Write the data out again, exactly as given.

*** RECORDS PROVIDED ***

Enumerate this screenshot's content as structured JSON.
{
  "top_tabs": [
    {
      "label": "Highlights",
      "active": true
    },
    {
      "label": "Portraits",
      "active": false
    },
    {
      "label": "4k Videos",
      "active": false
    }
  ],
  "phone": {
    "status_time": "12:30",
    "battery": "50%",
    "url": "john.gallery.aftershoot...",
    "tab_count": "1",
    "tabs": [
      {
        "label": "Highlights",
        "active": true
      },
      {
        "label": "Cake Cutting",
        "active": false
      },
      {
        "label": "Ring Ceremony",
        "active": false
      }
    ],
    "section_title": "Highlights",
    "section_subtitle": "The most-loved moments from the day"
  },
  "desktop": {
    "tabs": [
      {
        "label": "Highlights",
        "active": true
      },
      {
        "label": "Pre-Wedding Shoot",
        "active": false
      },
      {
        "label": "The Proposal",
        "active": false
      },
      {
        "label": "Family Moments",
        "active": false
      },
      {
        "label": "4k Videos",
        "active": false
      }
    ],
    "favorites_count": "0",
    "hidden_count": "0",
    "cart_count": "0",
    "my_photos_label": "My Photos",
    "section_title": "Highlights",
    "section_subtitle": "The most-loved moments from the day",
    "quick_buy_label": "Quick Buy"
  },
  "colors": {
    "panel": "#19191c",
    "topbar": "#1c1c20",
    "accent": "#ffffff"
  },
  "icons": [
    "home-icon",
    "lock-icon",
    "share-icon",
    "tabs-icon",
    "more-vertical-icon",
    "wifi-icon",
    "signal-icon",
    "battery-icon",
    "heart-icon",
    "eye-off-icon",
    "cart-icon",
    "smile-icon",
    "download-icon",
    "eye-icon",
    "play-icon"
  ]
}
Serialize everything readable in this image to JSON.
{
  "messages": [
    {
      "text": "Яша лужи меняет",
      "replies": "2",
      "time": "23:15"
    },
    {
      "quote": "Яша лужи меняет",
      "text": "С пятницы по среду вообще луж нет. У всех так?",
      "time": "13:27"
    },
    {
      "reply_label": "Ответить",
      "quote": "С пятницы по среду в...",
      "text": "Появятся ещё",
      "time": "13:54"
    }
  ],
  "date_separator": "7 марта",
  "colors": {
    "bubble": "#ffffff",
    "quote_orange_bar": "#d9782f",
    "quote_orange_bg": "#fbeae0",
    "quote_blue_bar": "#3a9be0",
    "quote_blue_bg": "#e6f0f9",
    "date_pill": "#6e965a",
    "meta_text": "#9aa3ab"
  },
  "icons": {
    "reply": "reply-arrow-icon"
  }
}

***

● **FINISHED ANSWER**
Enumerate this screenshot's content as structured JSON.
{
  "top_tabs": [
    {
      "label": "Highlights",
      "active": true
    },
    {
      "label": "Portraits",
      "active": false
    },
    {
      "label": "4k Videos",
      "active": false
    }
  ],
  "phone": {
    "status_time": "12:30",
    "battery": "50%",
    "url": "john.gallery.aftershoot...",
    "tab_count": "1",
    "tabs": [
      {
        "label": "Highlights",
        "active": true
      },
      {
        "label": "Cake Cutting",
        "active": false
      },
      {
        "label": "Ring Ceremony",
        "active": false
      }
    ],
    "section_title": "Highlights",
    "section_subtitle": "The most-loved moments from the day"
  },
  "desktop": {
    "tabs": [
      {
        "label": "Highlights",
        "active": true
      },
      {
        "label": "Pre-Wedding Shoot",
        "active": false
      },
      {
        "label": "The Proposal",
        "active": false
      },
      {
        "label": "Family Moments",
        "active": false
      },
      {
        "label": "4k Videos",
        "active": false
      }
    ],
    "favorites_count": "0",
    "hidden_count": "0",
    "cart_count": "0",
    "my_photos_label": "My Photos",
    "section_title": "Highlights",
    "section_subtitle": "The most-loved moments from the day",
    "quick_buy_label": "Quick Buy"
  },
  "colors": {
    "panel": "#19191c",
    "topbar": "#1c1c20",
    "accent": "#ffffff"
  },
  "icons": [
    "home-icon",
    "lock-icon",
    "share-icon",
    "tabs-icon",
    "more-vertical-icon",
    "wifi-icon",
    "signal-icon",
    "battery-icon",
    "heart-icon",
    "eye-off-icon",
    "cart-icon",
    "smile-icon",
    "download-icon",
    "eye-icon",
    "play-icon"
  ]
}
Serialize everything readable in this image to JSON.
{
  "messages": [
    {
      "text": "Яша лужи меняет",
      "replies": "2",
      "time": "23:15"
    },
    {
      "quote": "Яша лужи меняет",
      "text": "С пятницы по среду вообще луж нет. У всех так?",
      "time": "13:27"
    },
    {
      "reply_label": "Ответить",
      "quote": "С пятницы по среду в...",
      "text": "Появятся ещё",
      "time": "13:54"
    }
  ],
  "date_separator": "7 марта",
  "colors": {
    "bubble": "#ffffff",
    "quote_orange_bar": "#d9782f",
    "quote_orange_bg": "#fbeae0",
    "quote_blue_bar": "#3a9be0",
    "quote_blue_bg": "#e6f0f9",
    "date_pill": "#6e965a",
    "meta_text": "#9aa3ab"
  },
  "icons": {
    "reply": "reply-arrow-icon"
  }
}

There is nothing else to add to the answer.